## What you need to do
Scan the entries below and extract each line with the word "身份证号" in it.
◆ ◆ ◆
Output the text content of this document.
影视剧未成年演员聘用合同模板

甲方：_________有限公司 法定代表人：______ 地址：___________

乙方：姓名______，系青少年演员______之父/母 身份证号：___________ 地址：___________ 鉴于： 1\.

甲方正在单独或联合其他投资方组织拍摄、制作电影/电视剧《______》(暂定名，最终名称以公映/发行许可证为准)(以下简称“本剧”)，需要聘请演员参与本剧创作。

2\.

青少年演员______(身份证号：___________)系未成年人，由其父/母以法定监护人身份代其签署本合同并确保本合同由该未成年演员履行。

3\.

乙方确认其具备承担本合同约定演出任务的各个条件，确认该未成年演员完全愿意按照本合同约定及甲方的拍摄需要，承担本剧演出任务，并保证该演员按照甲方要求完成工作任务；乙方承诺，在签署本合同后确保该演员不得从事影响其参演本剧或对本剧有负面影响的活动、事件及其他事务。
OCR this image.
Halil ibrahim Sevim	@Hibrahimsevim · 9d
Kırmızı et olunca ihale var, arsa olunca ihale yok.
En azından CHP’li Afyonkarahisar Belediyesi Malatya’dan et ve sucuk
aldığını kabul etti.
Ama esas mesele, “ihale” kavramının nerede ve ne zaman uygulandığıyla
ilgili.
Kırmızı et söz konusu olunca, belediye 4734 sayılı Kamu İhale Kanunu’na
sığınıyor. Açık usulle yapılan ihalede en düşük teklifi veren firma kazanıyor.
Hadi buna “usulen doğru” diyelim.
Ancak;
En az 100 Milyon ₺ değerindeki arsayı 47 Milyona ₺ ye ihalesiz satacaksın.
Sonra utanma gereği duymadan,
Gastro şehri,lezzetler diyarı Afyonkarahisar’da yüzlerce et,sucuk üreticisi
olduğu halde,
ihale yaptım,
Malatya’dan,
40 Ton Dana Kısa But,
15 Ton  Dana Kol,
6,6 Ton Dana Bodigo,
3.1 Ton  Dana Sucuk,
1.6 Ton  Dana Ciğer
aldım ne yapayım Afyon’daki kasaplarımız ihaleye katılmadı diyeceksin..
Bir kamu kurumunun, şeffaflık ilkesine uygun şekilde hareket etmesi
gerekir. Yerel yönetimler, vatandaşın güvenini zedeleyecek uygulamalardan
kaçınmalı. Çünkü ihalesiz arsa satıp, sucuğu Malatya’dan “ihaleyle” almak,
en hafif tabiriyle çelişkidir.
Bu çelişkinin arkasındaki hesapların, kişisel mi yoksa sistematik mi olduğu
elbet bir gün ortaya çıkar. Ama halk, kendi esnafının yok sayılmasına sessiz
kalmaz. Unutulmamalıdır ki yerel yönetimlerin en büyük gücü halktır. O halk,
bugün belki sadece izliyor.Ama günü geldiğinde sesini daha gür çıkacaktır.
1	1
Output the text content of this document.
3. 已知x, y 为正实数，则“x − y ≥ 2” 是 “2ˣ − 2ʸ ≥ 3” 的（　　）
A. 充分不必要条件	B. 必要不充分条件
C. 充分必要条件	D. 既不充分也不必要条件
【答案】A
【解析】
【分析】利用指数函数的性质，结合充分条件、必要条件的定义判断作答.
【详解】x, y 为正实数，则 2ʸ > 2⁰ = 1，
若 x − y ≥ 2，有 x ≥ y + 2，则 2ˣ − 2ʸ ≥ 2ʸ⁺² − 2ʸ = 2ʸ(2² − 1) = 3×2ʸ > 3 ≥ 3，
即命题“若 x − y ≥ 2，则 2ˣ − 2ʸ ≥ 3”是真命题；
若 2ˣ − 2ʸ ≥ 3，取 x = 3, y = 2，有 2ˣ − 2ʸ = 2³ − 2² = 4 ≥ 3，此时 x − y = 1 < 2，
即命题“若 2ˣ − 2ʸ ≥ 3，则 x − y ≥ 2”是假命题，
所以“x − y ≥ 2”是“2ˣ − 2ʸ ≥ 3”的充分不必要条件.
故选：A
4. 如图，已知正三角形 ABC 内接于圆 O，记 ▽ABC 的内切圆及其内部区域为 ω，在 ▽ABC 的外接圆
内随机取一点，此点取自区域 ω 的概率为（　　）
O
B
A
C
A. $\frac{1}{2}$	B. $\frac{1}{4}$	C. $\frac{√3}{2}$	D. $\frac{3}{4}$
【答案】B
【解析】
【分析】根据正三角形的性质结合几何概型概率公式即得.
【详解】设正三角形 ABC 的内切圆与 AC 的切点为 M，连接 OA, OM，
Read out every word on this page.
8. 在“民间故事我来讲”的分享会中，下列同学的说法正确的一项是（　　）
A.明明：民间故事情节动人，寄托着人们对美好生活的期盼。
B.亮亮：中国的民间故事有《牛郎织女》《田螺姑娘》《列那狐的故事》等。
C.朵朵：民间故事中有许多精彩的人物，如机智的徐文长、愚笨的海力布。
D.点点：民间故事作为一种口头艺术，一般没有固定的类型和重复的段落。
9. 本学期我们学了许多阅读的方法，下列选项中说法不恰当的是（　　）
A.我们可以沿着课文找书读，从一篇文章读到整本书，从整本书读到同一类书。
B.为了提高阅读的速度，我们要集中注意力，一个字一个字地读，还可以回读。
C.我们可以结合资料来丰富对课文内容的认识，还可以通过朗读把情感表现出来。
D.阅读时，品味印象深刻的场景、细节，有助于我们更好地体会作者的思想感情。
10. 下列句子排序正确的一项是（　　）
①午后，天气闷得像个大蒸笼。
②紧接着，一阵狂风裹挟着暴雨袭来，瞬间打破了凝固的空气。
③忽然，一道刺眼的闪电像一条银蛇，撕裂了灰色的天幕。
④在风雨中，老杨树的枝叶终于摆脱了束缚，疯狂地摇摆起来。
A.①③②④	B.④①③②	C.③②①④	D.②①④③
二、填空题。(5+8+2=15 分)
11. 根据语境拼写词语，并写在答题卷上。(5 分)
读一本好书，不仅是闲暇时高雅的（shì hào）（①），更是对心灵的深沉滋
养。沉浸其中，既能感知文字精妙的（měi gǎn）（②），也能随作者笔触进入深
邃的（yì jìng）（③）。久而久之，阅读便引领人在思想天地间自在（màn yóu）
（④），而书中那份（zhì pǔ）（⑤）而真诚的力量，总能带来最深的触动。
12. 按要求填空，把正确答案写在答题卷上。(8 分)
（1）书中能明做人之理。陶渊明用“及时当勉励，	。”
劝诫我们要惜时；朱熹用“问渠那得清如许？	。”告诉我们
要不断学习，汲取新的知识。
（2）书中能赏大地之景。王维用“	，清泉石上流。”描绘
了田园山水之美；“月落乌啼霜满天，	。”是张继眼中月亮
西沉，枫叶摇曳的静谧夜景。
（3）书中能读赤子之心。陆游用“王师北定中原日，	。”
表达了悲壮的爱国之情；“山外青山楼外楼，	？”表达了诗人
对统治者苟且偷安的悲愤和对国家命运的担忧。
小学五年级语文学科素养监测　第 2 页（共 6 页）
◆ ◆ ◆
## Problem solution
乙方：姓名______，系青少年演员______之父/母 身份证号：___________ 地址：___________ 鉴于： 1\.
青少年演员______(身份证号：___________)系未成年人，由其父/母以法定监护人身份代其签署本合同并确保本合同由该未成年演员履行。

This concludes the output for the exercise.